[BEGIN Provided entries]

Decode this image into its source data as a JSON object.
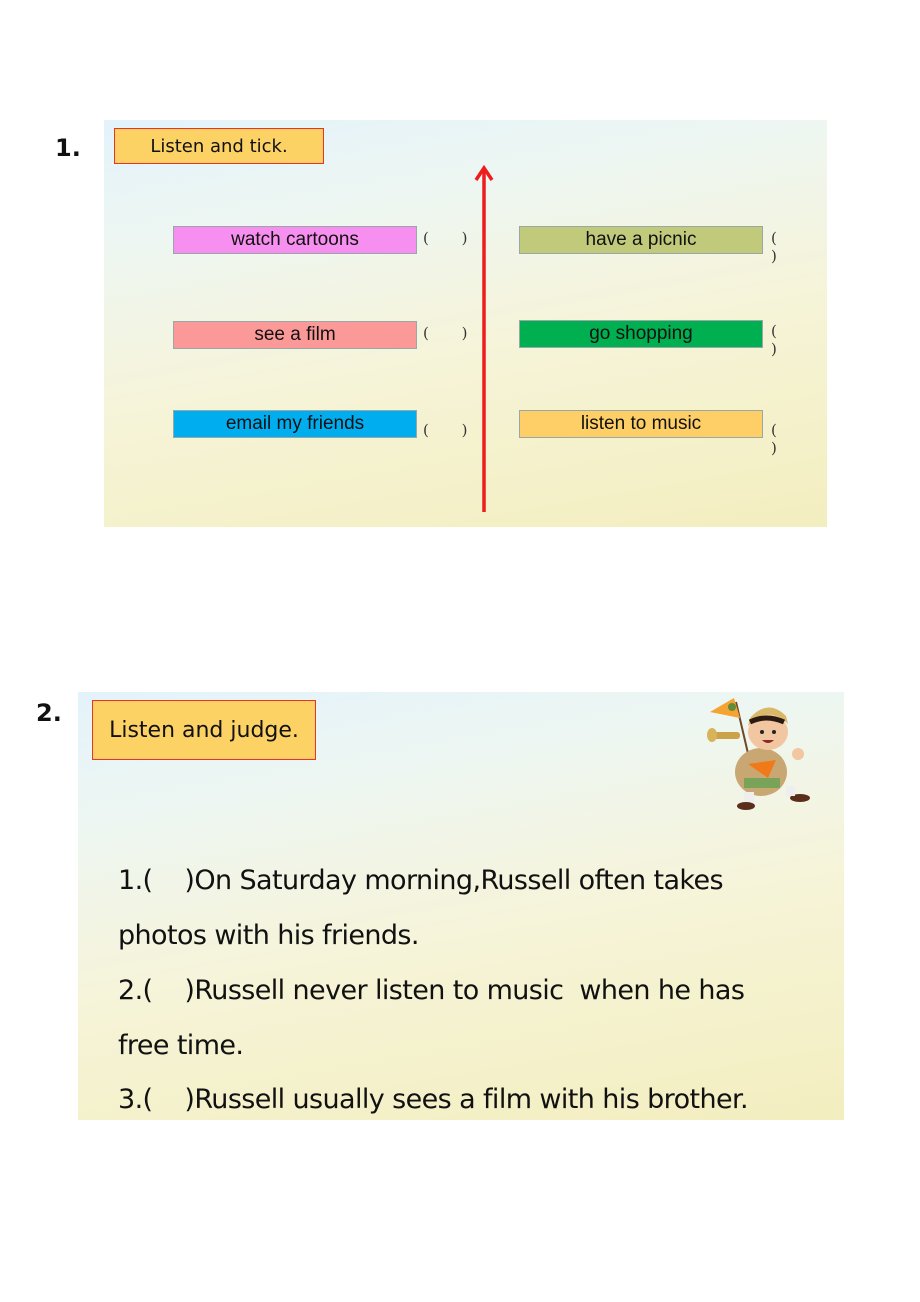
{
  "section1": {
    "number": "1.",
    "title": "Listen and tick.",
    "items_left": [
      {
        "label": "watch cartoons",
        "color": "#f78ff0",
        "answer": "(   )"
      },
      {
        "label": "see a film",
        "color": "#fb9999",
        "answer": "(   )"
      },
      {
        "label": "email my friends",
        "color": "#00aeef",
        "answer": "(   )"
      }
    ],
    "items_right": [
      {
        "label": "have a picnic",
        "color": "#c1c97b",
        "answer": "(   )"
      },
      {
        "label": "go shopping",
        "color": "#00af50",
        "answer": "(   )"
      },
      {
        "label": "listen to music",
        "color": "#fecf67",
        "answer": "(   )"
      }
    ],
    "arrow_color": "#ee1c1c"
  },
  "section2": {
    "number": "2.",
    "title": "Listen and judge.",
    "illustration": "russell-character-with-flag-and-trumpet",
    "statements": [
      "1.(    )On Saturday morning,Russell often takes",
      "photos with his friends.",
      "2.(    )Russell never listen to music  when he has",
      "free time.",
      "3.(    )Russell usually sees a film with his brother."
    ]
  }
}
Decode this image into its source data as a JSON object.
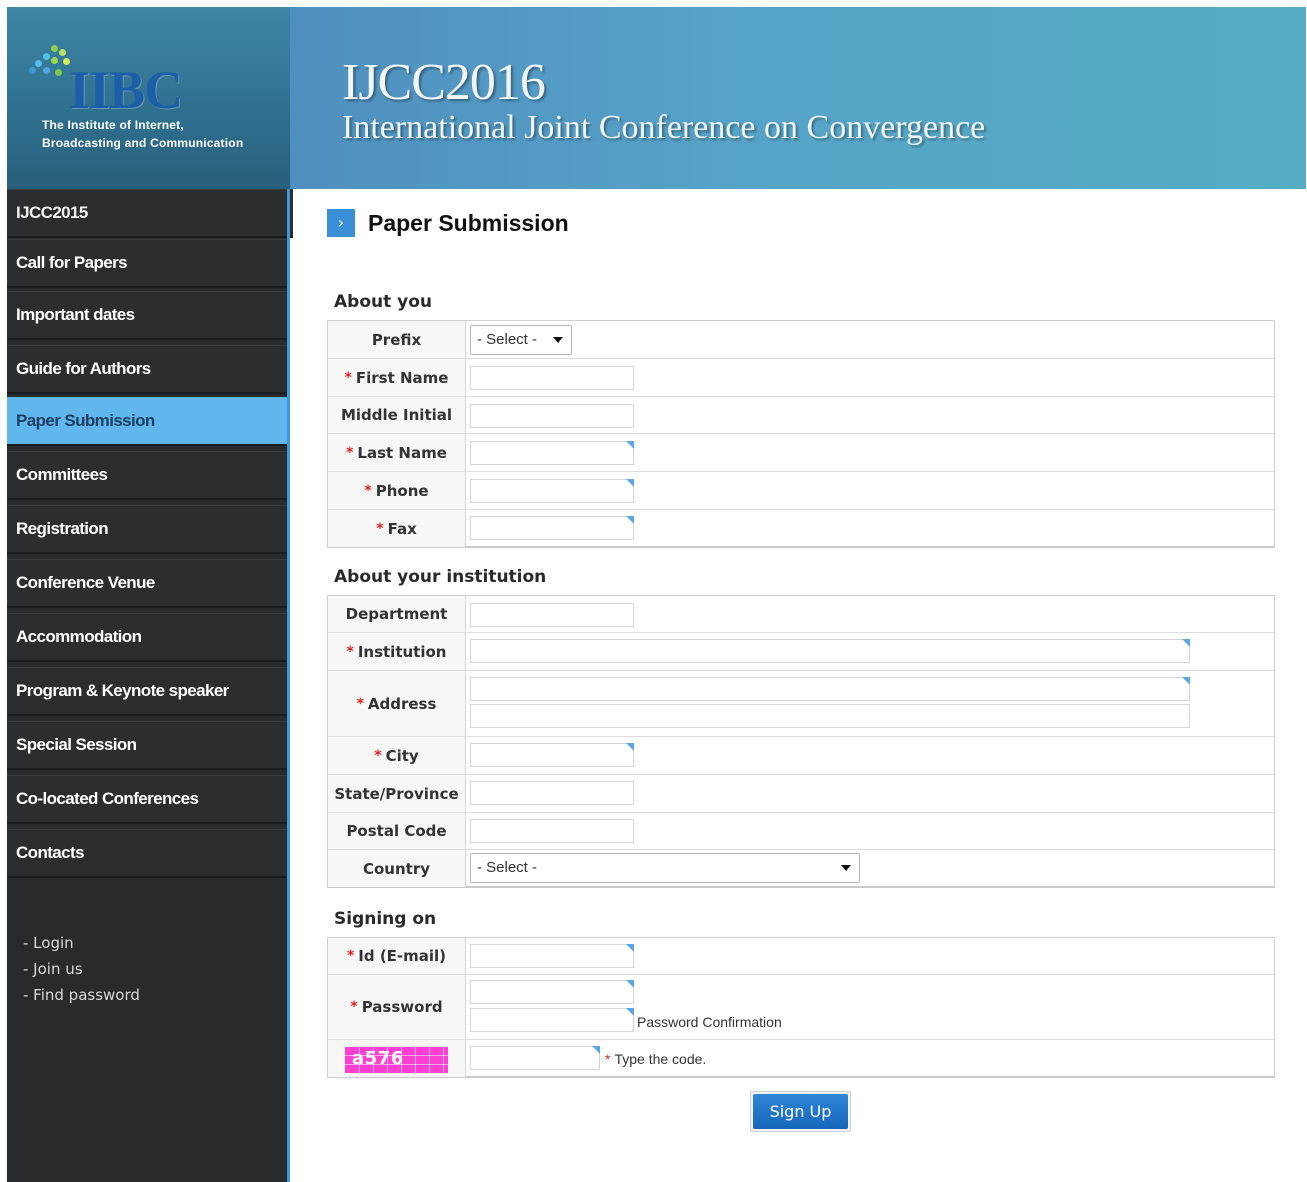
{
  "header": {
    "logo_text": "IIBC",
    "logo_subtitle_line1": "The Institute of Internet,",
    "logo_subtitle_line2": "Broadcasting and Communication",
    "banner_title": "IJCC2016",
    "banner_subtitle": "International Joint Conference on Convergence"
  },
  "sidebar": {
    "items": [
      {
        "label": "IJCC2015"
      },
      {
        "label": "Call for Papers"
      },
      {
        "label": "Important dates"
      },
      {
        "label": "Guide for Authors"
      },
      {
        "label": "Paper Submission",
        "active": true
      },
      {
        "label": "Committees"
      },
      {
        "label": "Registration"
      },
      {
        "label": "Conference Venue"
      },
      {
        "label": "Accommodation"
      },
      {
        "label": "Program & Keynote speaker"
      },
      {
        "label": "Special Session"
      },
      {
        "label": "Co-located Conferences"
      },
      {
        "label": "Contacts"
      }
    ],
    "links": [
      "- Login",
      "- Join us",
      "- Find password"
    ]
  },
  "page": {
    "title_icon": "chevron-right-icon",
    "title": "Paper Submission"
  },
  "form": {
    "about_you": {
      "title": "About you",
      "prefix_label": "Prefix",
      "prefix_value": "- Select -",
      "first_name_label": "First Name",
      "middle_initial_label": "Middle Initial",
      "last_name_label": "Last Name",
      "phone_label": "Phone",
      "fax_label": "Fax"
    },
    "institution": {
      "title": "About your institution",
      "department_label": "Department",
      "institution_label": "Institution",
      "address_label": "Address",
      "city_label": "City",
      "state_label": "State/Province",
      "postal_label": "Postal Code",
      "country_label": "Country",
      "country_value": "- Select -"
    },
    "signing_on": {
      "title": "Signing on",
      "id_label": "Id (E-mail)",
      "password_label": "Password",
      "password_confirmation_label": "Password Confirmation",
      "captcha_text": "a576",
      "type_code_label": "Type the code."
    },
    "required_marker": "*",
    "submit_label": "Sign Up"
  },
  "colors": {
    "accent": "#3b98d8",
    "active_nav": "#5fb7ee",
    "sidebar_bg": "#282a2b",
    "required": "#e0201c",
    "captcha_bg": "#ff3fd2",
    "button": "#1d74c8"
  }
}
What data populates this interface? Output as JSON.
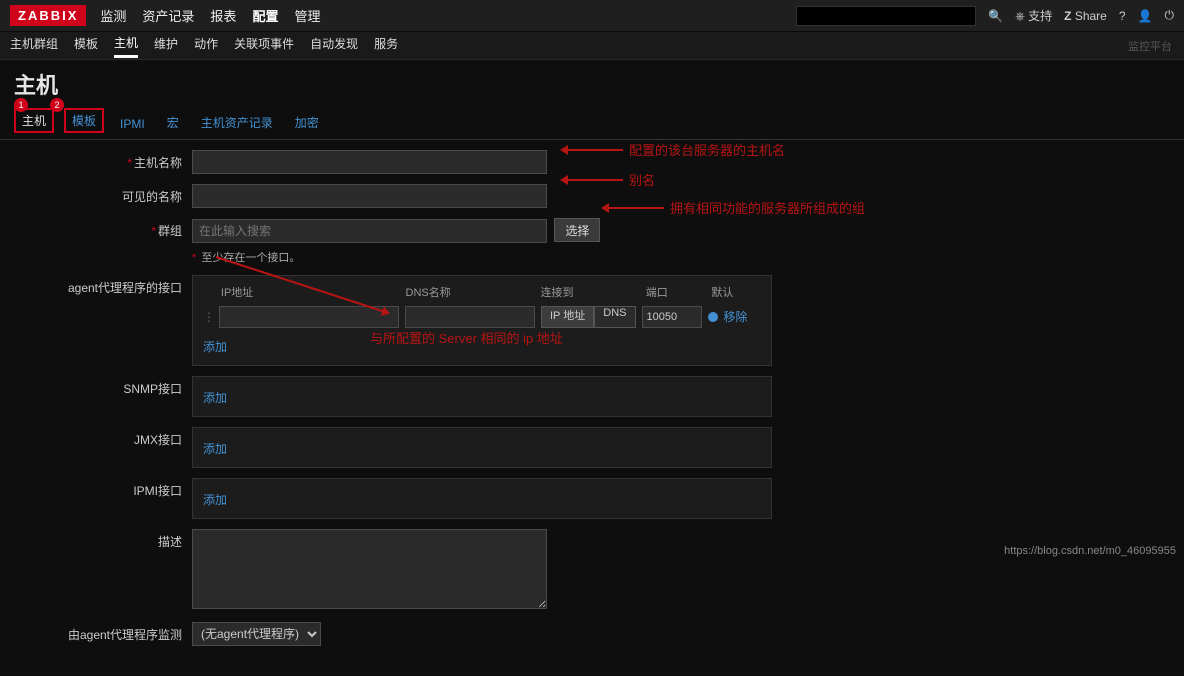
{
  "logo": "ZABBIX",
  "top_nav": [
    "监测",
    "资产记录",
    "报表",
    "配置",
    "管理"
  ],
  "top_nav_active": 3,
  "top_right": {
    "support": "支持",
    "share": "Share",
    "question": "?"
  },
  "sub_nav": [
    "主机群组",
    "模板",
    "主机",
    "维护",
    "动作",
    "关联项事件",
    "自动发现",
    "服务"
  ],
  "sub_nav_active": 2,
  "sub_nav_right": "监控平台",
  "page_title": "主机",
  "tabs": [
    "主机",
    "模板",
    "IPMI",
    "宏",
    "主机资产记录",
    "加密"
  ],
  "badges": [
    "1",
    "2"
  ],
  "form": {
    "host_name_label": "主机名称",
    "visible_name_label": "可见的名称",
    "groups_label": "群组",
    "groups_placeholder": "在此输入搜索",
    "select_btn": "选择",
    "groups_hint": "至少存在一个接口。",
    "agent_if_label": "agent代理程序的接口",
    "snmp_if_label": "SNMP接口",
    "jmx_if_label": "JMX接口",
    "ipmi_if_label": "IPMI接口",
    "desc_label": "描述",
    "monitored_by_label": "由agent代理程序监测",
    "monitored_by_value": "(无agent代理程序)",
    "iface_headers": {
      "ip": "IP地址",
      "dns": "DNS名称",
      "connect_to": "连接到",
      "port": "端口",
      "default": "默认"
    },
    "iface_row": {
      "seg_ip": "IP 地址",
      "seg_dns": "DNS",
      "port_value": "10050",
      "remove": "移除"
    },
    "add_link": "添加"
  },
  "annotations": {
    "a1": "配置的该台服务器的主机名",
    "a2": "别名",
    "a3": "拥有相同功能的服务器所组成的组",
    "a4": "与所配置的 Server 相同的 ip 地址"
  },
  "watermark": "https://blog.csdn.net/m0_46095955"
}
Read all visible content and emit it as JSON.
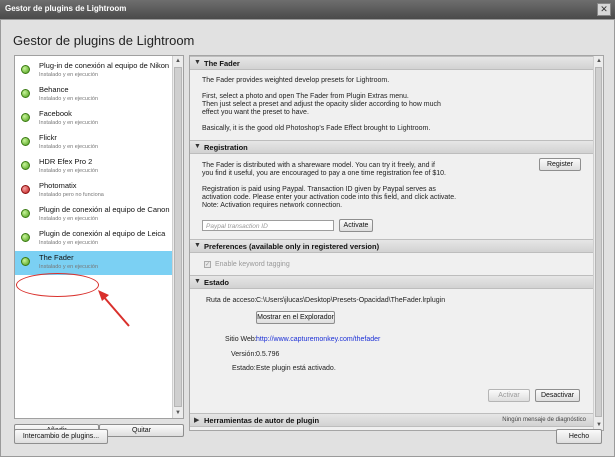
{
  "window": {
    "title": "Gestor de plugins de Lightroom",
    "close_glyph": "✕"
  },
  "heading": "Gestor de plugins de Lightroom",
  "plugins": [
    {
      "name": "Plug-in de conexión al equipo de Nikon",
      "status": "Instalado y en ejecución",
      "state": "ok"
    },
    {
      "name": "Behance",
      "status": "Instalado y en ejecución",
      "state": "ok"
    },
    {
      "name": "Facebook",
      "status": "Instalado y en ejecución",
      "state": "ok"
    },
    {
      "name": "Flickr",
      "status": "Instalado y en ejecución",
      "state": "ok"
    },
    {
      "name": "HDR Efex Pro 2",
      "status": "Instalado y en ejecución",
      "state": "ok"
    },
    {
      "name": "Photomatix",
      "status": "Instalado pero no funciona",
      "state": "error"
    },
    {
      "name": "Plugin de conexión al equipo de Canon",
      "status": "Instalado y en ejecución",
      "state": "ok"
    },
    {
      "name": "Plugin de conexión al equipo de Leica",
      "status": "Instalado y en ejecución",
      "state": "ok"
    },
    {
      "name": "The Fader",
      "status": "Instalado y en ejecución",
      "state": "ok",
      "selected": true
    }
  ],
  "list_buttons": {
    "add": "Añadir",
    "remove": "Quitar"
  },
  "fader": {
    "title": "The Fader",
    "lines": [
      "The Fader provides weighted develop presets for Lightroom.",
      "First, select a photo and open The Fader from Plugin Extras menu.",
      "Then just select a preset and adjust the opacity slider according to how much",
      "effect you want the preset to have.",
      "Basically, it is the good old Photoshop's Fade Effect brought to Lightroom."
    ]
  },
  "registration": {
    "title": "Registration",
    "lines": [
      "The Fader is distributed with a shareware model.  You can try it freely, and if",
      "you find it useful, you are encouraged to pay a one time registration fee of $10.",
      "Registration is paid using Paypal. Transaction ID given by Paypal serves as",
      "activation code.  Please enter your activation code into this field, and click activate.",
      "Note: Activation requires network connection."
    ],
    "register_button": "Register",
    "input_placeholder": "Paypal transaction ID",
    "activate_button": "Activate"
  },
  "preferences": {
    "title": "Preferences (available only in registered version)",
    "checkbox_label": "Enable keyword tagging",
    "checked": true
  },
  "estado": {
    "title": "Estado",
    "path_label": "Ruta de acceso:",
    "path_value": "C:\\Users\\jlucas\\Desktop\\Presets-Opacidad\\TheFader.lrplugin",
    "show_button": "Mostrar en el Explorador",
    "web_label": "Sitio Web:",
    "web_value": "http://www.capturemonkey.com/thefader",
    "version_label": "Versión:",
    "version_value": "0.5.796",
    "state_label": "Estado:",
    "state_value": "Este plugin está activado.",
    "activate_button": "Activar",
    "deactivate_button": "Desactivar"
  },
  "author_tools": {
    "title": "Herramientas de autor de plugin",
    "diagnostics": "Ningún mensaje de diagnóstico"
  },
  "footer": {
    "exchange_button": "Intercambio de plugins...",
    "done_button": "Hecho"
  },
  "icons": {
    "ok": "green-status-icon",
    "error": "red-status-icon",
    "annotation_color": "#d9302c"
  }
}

[END Provided entries]

Report how many lines of the listing above include the word "conexión". Say nothing but the number.

### Exercise solution
3